= Description of the task =
Output the material beneath this task exactly, images excluded.

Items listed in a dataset
■ ■ ■ ■

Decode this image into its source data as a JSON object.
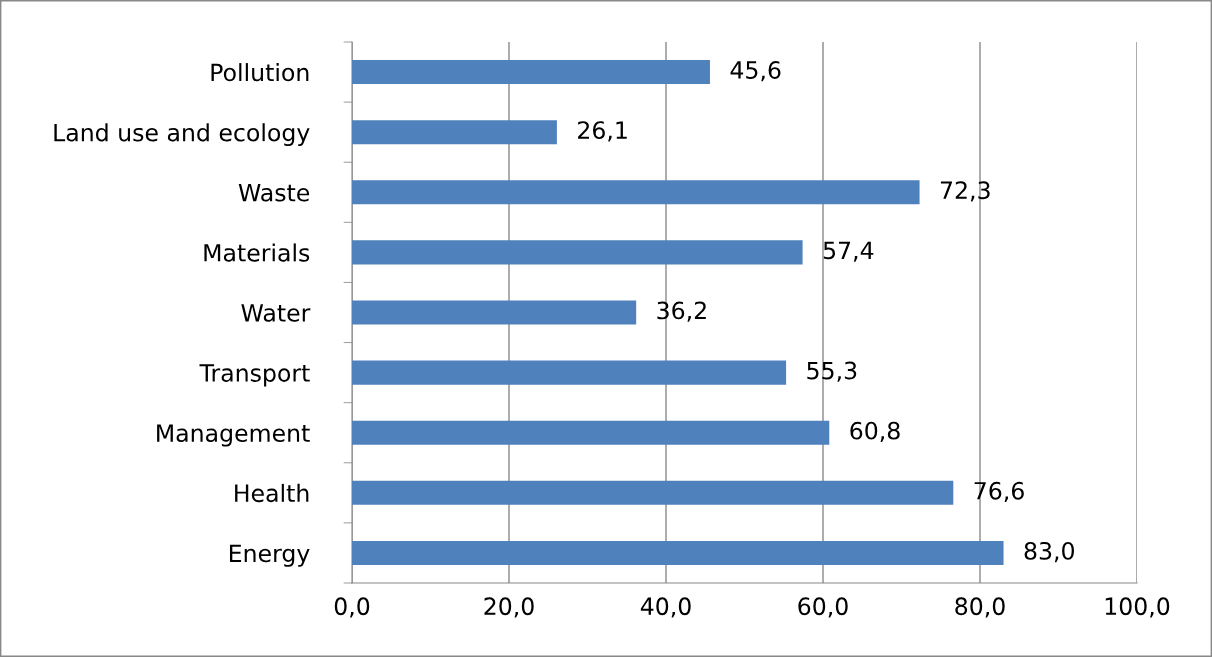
{
  "chart_data": {
    "type": "bar",
    "orientation": "horizontal",
    "categories": [
      "Pollution",
      "Land use and ecology",
      "Waste",
      "Materials",
      "Water",
      "Transport",
      "Management",
      "Health",
      "Energy"
    ],
    "values": [
      45.6,
      26.1,
      72.3,
      57.4,
      36.2,
      55.3,
      60.8,
      76.6,
      83.0
    ],
    "value_labels": [
      "45,6",
      "26,1",
      "72,3",
      "57,4",
      "36,2",
      "55,3",
      "60,8",
      "76,6",
      "83,0"
    ],
    "color": "#4f81bd",
    "xlim": [
      0,
      100
    ],
    "xticks": [
      {
        "value": 0,
        "label": "0,0"
      },
      {
        "value": 20,
        "label": "20,0"
      },
      {
        "value": 40,
        "label": "40,0"
      },
      {
        "value": 60,
        "label": "60,0"
      },
      {
        "value": 80,
        "label": "80,0"
      },
      {
        "value": 100,
        "label": "100,0"
      }
    ],
    "grid": "x",
    "legend": false
  }
}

■ ■ ■ ■

= Task result =
Decode this image into its source data as a JSON object.
{
  "chart_data": {
    "type": "bar",
    "orientation": "horizontal",
    "categories": [
      "Pollution",
      "Land use and ecology",
      "Waste",
      "Materials",
      "Water",
      "Transport",
      "Management",
      "Health",
      "Energy"
    ],
    "values": [
      45.6,
      26.1,
      72.3,
      57.4,
      36.2,
      55.3,
      60.8,
      76.6,
      83.0
    ],
    "value_labels": [
      "45,6",
      "26,1",
      "72,3",
      "57,4",
      "36,2",
      "55,3",
      "60,8",
      "76,6",
      "83,0"
    ],
    "color": "#4f81bd",
    "xlim": [
      0,
      100
    ],
    "xticks": [
      {
        "value": 0,
        "label": "0,0"
      },
      {
        "value": 20,
        "label": "20,0"
      },
      {
        "value": 40,
        "label": "40,0"
      },
      {
        "value": 60,
        "label": "60,0"
      },
      {
        "value": 80,
        "label": "80,0"
      },
      {
        "value": 100,
        "label": "100,0"
      }
    ],
    "grid": "x",
    "legend": false
  }
}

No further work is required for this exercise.